» **已保存的数据条目**:

################

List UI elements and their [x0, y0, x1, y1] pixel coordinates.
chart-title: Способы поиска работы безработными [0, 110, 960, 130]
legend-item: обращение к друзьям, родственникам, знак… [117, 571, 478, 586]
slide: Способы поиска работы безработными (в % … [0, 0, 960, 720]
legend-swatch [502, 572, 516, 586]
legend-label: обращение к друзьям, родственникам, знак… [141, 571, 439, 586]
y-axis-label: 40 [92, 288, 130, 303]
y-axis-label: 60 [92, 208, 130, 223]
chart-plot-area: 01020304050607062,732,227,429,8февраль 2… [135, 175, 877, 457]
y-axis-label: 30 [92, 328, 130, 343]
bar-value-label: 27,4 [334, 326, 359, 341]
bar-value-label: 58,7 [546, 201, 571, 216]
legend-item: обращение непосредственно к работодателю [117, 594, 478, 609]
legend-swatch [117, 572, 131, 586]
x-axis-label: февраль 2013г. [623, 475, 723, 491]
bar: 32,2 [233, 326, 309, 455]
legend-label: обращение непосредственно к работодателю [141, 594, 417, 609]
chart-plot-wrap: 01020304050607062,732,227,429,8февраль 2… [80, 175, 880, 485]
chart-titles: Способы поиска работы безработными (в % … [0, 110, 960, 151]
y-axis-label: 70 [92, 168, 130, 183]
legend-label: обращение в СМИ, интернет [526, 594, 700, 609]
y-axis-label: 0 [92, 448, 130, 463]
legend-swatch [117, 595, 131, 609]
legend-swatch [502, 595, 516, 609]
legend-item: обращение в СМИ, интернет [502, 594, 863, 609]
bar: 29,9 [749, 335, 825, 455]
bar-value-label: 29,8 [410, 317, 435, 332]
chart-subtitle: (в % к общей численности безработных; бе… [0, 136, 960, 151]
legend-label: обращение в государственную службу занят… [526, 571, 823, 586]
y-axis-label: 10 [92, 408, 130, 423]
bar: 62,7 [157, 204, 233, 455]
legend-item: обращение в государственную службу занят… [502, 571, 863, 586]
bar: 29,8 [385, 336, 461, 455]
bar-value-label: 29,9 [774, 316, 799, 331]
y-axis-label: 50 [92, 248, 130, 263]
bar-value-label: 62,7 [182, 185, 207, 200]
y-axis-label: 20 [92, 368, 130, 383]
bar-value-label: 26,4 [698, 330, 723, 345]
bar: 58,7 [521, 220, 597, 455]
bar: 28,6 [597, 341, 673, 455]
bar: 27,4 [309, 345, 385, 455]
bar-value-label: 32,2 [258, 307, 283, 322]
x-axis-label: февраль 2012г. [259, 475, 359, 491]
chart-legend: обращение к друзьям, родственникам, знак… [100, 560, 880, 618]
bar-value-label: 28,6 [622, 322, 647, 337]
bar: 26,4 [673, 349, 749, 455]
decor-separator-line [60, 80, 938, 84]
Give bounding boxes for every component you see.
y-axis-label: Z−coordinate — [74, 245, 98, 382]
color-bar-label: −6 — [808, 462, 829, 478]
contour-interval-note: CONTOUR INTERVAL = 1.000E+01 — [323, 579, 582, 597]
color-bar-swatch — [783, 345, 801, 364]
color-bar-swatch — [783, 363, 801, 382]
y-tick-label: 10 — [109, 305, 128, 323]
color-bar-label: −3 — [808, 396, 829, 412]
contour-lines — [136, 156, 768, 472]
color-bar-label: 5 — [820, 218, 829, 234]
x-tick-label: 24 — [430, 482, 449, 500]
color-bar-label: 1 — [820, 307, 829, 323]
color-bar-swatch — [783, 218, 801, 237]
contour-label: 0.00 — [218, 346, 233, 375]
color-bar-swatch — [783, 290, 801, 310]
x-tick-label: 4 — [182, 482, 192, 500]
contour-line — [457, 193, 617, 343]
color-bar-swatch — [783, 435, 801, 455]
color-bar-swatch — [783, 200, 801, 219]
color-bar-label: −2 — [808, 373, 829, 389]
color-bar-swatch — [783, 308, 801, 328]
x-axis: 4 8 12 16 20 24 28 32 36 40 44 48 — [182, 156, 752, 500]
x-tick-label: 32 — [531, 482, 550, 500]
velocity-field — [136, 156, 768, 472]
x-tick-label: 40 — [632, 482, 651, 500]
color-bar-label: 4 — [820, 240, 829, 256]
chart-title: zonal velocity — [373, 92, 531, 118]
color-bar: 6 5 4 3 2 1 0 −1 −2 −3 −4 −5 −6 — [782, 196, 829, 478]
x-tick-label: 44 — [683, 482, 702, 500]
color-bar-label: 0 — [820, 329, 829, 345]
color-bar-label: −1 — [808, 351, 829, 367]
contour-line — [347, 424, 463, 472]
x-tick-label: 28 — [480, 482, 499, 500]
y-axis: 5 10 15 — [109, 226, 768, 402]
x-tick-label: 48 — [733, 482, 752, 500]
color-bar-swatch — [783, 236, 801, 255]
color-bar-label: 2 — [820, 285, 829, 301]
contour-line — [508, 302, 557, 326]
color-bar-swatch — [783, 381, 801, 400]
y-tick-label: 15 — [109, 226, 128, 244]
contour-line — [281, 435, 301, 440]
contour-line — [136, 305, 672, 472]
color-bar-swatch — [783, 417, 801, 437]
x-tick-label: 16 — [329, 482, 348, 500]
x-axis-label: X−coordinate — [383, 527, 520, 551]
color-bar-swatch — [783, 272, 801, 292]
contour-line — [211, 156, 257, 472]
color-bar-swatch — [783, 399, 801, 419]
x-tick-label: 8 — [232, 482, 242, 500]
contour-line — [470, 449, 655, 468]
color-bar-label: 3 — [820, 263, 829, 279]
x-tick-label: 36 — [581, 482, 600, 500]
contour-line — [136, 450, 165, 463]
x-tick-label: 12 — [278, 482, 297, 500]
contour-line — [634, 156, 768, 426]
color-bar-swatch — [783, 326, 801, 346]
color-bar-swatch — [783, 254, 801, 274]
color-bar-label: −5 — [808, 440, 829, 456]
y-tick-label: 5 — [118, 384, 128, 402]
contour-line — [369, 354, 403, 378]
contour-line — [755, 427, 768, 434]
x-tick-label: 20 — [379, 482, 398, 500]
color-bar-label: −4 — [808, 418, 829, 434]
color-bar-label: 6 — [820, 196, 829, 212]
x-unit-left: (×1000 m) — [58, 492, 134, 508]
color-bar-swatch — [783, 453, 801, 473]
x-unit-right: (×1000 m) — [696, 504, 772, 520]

################

» **练习**:
请从数据开头写到含有“legend-swatch [502, 572, 516, 586]”的那一行（包括该行），将其中的“chart-title”替换为“chart-heading”，其余内容保持不变。

» **作答**:
List UI elements and their [x0, y0, x1, y1] pixel coordinates.
chart-heading: Способы поиска работы безработными [0, 110, 960, 130]
legend-item: обращение к друзьям, родственникам, знак… [117, 571, 478, 586]
slide: Способы поиска работы безработными (в % … [0, 0, 960, 720]
legend-swatch [502, 572, 516, 586]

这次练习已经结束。